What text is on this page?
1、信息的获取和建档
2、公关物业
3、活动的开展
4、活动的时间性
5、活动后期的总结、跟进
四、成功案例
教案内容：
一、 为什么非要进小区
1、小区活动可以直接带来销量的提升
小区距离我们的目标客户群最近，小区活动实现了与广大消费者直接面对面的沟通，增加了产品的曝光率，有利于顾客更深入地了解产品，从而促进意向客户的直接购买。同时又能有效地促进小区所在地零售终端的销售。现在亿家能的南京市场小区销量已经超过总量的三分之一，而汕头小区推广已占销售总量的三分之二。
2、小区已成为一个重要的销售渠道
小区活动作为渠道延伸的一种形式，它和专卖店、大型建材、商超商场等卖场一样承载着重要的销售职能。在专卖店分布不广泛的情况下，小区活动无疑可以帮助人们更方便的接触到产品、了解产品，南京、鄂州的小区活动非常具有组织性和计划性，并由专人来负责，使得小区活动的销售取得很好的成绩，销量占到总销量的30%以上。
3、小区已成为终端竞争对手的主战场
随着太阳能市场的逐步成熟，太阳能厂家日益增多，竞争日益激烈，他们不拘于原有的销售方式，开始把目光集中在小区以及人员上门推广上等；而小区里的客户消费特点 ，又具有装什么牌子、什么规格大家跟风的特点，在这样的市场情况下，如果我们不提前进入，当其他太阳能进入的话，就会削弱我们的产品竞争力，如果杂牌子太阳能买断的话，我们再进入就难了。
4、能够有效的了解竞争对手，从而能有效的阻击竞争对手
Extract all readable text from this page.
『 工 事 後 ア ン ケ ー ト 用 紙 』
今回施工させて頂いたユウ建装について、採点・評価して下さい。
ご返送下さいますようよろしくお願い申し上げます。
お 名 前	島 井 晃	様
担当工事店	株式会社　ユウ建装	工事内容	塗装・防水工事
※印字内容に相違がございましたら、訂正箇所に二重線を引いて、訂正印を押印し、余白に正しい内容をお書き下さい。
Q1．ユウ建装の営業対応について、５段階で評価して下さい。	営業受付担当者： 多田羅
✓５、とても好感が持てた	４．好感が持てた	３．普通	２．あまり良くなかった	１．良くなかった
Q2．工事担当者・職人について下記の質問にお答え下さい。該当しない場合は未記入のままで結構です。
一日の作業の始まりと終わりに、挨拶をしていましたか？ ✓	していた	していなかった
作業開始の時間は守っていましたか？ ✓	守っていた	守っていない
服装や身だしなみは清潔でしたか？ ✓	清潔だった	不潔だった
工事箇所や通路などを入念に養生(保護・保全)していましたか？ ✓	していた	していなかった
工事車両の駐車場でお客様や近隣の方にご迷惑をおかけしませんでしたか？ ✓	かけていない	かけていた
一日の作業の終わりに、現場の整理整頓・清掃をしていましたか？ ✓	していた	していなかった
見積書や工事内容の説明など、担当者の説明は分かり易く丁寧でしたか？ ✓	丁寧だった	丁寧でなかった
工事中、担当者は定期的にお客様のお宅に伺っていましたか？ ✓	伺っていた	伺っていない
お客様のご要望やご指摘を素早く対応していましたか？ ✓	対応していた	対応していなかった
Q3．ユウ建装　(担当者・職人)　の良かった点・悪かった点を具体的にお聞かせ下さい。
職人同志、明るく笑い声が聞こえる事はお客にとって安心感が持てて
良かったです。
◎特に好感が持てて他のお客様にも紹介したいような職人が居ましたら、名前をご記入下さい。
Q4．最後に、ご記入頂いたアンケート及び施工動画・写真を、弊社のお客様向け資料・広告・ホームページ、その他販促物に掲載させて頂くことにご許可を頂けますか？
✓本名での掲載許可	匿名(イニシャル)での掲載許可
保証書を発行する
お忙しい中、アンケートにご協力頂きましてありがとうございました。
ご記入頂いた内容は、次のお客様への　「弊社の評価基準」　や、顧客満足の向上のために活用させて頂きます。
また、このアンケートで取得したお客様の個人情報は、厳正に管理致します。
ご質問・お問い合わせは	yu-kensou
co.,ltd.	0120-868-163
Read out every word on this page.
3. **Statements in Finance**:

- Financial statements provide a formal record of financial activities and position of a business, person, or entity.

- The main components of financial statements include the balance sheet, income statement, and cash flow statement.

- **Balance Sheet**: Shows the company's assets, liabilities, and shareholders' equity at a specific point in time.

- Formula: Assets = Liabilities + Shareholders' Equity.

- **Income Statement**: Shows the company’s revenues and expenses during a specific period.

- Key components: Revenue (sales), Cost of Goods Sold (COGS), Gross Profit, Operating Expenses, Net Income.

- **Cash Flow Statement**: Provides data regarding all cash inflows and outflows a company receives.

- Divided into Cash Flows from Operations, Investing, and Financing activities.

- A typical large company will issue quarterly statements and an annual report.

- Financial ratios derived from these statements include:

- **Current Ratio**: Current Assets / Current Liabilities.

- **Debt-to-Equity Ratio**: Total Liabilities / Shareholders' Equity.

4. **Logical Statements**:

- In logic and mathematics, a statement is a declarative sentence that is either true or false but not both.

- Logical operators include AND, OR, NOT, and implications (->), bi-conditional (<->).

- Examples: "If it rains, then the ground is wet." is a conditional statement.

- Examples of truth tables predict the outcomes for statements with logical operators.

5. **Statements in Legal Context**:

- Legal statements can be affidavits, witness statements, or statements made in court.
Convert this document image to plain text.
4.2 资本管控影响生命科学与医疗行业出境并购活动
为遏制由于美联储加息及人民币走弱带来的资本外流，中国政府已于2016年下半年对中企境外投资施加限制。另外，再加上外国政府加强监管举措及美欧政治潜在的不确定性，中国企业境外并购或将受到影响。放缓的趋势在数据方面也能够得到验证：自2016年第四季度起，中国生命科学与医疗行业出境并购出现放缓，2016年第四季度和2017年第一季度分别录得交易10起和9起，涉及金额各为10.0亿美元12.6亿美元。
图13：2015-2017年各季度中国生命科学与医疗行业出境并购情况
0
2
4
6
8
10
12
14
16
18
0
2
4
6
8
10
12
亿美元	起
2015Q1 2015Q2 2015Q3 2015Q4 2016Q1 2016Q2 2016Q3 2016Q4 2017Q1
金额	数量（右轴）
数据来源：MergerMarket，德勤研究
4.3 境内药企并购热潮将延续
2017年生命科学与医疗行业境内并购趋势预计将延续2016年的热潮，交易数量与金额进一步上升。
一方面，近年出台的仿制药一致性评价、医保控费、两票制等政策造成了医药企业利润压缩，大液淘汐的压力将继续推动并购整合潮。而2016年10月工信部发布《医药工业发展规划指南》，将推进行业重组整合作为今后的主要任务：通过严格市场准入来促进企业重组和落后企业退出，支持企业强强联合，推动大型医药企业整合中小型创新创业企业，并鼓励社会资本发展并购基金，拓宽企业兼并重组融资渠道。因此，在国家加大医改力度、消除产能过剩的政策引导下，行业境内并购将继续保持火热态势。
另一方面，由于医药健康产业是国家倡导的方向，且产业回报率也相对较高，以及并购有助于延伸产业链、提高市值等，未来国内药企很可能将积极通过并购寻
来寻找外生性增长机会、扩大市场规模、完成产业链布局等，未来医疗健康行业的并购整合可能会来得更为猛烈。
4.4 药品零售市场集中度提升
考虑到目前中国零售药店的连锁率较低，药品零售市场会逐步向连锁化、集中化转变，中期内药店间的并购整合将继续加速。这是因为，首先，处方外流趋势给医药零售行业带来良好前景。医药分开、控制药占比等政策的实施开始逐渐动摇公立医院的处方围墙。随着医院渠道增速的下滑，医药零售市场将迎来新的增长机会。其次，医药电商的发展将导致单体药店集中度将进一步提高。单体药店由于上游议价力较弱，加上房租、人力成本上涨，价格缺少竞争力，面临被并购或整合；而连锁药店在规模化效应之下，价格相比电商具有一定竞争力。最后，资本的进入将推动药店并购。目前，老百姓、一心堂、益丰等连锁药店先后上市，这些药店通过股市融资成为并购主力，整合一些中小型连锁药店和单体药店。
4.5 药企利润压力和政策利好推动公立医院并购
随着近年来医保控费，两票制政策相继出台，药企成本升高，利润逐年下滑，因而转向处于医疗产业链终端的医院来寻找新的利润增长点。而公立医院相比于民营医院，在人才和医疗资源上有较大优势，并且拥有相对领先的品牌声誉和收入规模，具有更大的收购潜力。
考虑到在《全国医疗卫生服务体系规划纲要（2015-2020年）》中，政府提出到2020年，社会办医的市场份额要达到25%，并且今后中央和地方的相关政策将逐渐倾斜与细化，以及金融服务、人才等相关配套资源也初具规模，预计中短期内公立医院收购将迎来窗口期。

===============

WORK TO COMPLETE:
Check all the records above and select each line where the string "Legal" is found.

CORRECT RESULT:
5. **Statements in Legal Context**:
- Legal statements can be affidavits, witness statements, or statements made in court.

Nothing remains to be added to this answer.